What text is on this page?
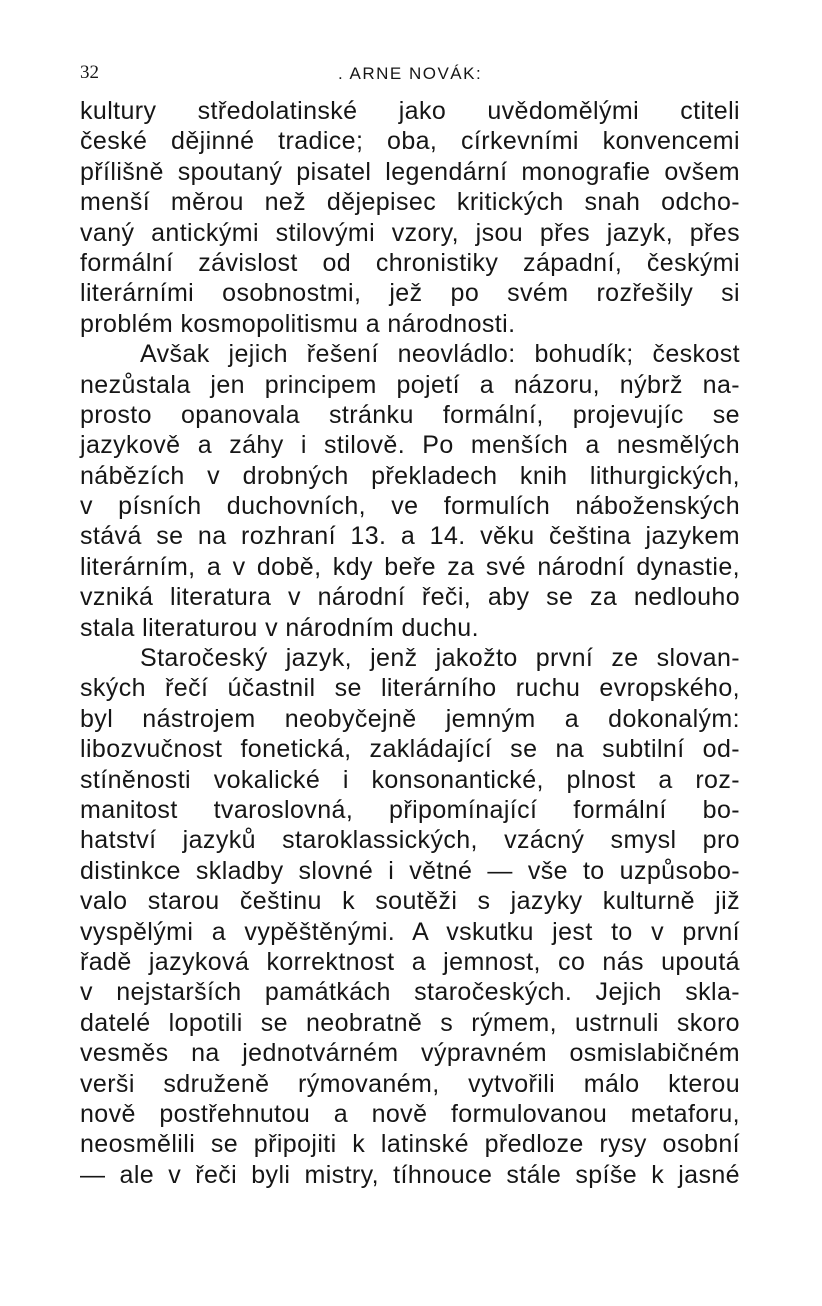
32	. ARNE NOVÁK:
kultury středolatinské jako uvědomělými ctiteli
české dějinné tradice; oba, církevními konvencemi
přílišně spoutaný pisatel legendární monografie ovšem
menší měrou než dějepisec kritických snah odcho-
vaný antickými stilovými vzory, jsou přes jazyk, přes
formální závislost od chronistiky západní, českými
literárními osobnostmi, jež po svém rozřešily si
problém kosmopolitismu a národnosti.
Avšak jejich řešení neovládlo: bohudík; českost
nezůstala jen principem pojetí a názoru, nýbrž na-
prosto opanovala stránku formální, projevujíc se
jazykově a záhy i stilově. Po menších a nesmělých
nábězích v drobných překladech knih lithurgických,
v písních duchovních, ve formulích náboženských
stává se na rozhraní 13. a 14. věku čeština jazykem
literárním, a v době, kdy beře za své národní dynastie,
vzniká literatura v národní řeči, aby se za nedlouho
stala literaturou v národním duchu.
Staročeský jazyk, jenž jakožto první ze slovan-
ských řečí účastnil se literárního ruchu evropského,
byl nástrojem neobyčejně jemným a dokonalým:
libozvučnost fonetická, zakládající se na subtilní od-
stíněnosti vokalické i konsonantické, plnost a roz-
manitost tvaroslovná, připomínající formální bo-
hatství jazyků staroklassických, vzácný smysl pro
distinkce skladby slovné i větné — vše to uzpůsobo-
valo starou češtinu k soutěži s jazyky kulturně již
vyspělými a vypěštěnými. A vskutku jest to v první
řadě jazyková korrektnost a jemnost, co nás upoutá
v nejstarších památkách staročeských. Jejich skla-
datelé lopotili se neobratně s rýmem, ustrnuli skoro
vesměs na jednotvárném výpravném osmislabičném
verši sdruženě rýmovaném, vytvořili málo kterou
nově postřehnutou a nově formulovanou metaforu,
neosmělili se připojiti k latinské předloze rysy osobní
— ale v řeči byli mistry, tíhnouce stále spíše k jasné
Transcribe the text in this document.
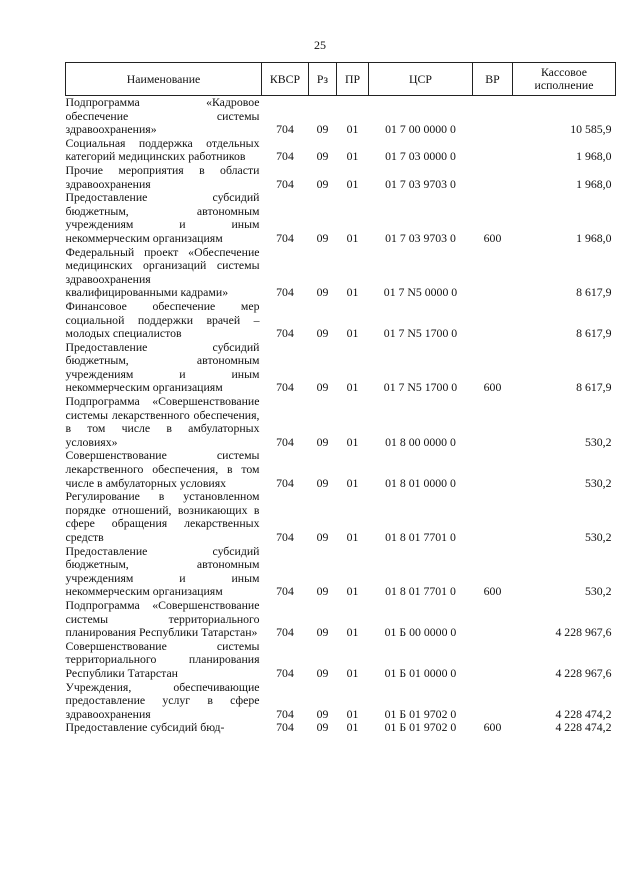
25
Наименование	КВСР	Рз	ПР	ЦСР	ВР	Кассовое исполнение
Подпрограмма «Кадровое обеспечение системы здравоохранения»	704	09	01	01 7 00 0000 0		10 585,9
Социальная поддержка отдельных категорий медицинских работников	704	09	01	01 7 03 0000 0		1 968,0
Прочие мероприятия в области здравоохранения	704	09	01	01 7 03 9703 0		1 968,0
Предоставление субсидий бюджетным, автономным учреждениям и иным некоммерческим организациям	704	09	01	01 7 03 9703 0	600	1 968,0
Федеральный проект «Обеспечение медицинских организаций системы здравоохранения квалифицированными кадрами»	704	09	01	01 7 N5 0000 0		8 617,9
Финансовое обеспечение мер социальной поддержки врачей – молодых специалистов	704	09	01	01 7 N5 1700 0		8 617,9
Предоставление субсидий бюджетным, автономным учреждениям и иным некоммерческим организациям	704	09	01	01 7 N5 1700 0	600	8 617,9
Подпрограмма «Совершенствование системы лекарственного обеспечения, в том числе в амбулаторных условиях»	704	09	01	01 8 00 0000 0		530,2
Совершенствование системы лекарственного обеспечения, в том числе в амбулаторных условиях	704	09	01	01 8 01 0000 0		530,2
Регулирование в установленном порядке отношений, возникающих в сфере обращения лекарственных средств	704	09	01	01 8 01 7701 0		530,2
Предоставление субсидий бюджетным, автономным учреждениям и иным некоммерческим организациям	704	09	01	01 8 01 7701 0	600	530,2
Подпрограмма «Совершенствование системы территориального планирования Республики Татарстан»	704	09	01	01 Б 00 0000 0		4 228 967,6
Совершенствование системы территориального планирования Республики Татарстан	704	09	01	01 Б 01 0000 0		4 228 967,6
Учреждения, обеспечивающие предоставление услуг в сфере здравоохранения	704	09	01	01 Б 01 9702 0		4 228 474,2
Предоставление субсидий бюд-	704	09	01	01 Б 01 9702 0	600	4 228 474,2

----

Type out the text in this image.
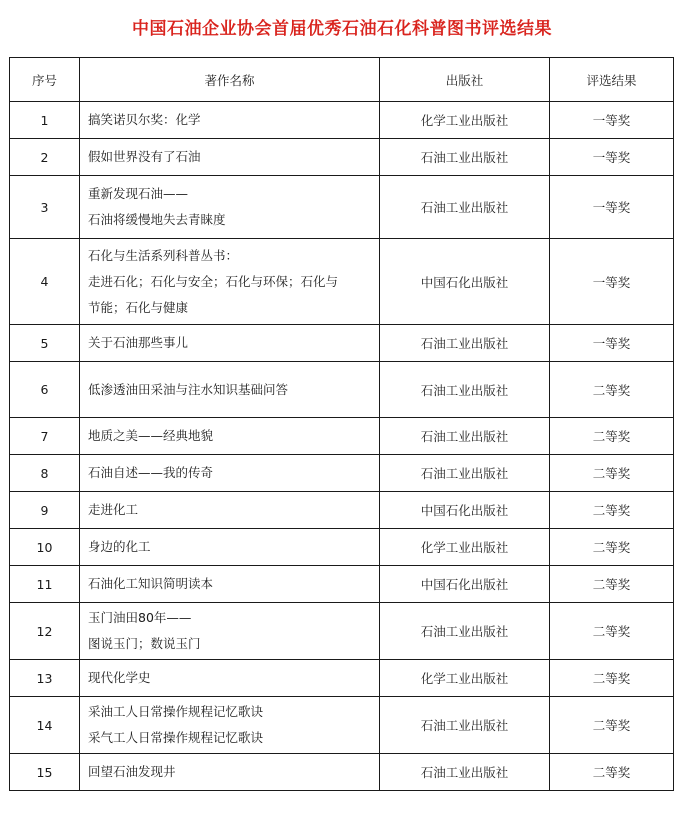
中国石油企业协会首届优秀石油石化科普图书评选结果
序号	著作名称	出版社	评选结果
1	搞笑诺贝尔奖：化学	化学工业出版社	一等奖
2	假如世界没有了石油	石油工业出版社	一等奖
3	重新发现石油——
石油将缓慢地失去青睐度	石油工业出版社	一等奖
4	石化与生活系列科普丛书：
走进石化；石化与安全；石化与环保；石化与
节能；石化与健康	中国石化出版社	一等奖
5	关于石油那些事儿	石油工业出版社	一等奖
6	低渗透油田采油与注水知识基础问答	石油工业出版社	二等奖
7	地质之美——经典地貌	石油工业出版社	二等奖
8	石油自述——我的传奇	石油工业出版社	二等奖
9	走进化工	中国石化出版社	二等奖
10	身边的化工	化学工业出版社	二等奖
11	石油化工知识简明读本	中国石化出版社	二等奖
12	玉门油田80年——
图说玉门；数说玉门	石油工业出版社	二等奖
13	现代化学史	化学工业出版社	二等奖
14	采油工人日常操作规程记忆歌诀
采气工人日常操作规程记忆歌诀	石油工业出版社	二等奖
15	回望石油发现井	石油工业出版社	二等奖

----

• _Exercise brief_
Across the material above, how many lines include the string "první"? Only the number is wanted.

• _Finished exercise_
2